RECORDS FOR THIS EXERCISE ::
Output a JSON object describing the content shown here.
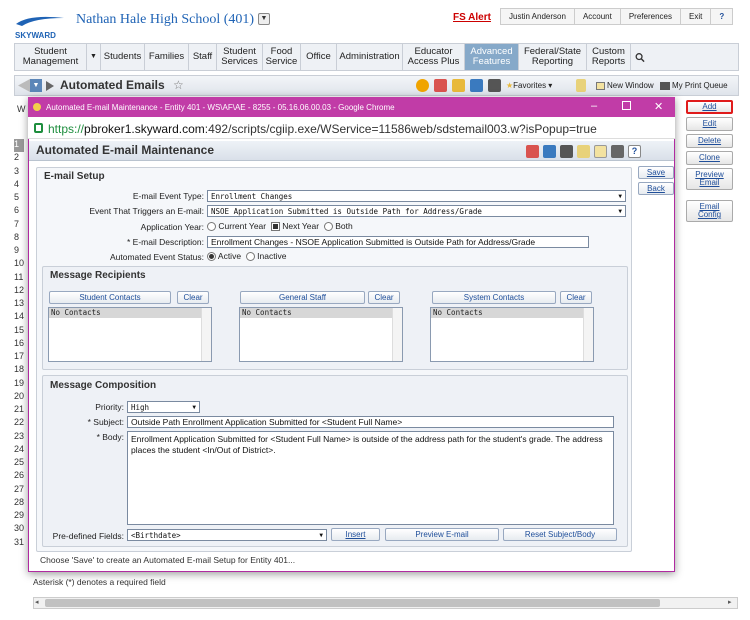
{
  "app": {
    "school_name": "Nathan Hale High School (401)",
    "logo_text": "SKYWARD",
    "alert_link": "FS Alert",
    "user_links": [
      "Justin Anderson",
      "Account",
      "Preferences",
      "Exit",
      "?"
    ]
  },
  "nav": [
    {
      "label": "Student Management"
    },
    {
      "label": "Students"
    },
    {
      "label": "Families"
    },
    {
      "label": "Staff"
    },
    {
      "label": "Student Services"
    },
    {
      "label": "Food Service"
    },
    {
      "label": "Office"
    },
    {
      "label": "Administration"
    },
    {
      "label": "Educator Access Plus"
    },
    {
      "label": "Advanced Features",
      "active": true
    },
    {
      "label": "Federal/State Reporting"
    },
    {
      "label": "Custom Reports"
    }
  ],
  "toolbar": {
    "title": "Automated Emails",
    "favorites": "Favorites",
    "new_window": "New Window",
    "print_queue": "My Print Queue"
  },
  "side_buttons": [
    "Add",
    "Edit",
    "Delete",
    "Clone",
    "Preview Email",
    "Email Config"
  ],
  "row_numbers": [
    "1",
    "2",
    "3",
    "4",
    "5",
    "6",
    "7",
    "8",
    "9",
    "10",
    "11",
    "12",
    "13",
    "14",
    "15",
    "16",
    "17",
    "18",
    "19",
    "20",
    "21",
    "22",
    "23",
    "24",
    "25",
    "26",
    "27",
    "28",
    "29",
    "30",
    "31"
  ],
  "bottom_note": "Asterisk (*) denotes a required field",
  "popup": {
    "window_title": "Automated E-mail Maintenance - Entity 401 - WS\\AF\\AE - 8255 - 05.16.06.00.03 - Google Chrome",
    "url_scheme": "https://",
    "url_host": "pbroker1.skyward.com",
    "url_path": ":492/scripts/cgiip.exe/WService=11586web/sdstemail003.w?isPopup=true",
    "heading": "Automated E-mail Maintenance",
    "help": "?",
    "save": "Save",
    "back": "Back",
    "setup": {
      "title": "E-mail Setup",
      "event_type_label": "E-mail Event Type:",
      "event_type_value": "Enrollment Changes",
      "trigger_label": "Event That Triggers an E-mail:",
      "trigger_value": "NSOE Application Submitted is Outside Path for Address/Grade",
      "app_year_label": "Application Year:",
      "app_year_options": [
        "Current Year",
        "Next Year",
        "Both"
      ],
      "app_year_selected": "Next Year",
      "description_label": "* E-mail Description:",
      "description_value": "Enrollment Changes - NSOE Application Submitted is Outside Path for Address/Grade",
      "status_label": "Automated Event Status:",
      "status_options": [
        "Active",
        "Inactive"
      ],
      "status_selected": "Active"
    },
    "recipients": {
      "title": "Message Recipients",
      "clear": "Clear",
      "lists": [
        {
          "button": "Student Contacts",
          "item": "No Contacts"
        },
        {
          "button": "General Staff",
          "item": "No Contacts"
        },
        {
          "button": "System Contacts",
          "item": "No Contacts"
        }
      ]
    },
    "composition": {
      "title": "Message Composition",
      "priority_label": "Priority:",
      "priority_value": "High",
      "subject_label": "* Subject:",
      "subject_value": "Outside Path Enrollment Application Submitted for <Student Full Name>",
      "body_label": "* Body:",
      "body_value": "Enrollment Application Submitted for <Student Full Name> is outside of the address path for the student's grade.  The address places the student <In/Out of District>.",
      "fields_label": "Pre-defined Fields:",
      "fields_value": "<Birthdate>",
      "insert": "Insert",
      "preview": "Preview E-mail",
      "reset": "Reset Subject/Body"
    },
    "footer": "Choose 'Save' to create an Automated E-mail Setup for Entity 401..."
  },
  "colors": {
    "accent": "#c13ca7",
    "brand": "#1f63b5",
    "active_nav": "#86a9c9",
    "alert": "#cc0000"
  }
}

WHAT TO DO :: Repeat each line of the records above exactly, but do not copy the pictures.

EXERCISE SOLUTION ::
Output a JSON object describing the content shown here.
{
  "app": {
    "school_name": "Nathan Hale High School (401)",
    "logo_text": "SKYWARD",
    "alert_link": "FS Alert",
    "user_links": [
      "Justin Anderson",
      "Account",
      "Preferences",
      "Exit",
      "?"
    ]
  },
  "nav": [
    {
      "label": "Student Management"
    },
    {
      "label": "Students"
    },
    {
      "label": "Families"
    },
    {
      "label": "Staff"
    },
    {
      "label": "Student Services"
    },
    {
      "label": "Food Service"
    },
    {
      "label": "Office"
    },
    {
      "label": "Administration"
    },
    {
      "label": "Educator Access Plus"
    },
    {
      "label": "Advanced Features",
      "active": true
    },
    {
      "label": "Federal/State Reporting"
    },
    {
      "label": "Custom Reports"
    }
  ],
  "toolbar": {
    "title": "Automated Emails",
    "favorites": "Favorites",
    "new_window": "New Window",
    "print_queue": "My Print Queue"
  },
  "side_buttons": [
    "Add",
    "Edit",
    "Delete",
    "Clone",
    "Preview Email",
    "Email Config"
  ],
  "row_numbers": [
    "1",
    "2",
    "3",
    "4",
    "5",
    "6",
    "7",
    "8",
    "9",
    "10",
    "11",
    "12",
    "13",
    "14",
    "15",
    "16",
    "17",
    "18",
    "19",
    "20",
    "21",
    "22",
    "23",
    "24",
    "25",
    "26",
    "27",
    "28",
    "29",
    "30",
    "31"
  ],
  "bottom_note": "Asterisk (*) denotes a required field",
  "popup": {
    "window_title": "Automated E-mail Maintenance - Entity 401 - WS\\AF\\AE - 8255 - 05.16.06.00.03 - Google Chrome",
    "url_scheme": "https://",
    "url_host": "pbroker1.skyward.com",
    "url_path": ":492/scripts/cgiip.exe/WService=11586web/sdstemail003.w?isPopup=true",
    "heading": "Automated E-mail Maintenance",
    "help": "?",
    "save": "Save",
    "back": "Back",
    "setup": {
      "title": "E-mail Setup",
      "event_type_label": "E-mail Event Type:",
      "event_type_value": "Enrollment Changes",
      "trigger_label": "Event That Triggers an E-mail:",
      "trigger_value": "NSOE Application Submitted is Outside Path for Address/Grade",
      "app_year_label": "Application Year:",
      "app_year_options": [
        "Current Year",
        "Next Year",
        "Both"
      ],
      "app_year_selected": "Next Year",
      "description_label": "* E-mail Description:",
      "description_value": "Enrollment Changes - NSOE Application Submitted is Outside Path for Address/Grade",
      "status_label": "Automated Event Status:",
      "status_options": [
        "Active",
        "Inactive"
      ],
      "status_selected": "Active"
    },
    "recipients": {
      "title": "Message Recipients",
      "clear": "Clear",
      "lists": [
        {
          "button": "Student Contacts",
          "item": "No Contacts"
        },
        {
          "button": "General Staff",
          "item": "No Contacts"
        },
        {
          "button": "System Contacts",
          "item": "No Contacts"
        }
      ]
    },
    "composition": {
      "title": "Message Composition",
      "priority_label": "Priority:",
      "priority_value": "High",
      "subject_label": "* Subject:",
      "subject_value": "Outside Path Enrollment Application Submitted for <Student Full Name>",
      "body_label": "* Body:",
      "body_value": "Enrollment Application Submitted for <Student Full Name> is outside of the address path for the student's grade.  The address places the student <In/Out of District>.",
      "fields_label": "Pre-defined Fields:",
      "fields_value": "<Birthdate>",
      "insert": "Insert",
      "preview": "Preview E-mail",
      "reset": "Reset Subject/Body"
    },
    "footer": "Choose 'Save' to create an Automated E-mail Setup for Entity 401..."
  },
  "colors": {
    "accent": "#c13ca7",
    "brand": "#1f63b5",
    "active_nav": "#86a9c9",
    "alert": "#cc0000"
  }
}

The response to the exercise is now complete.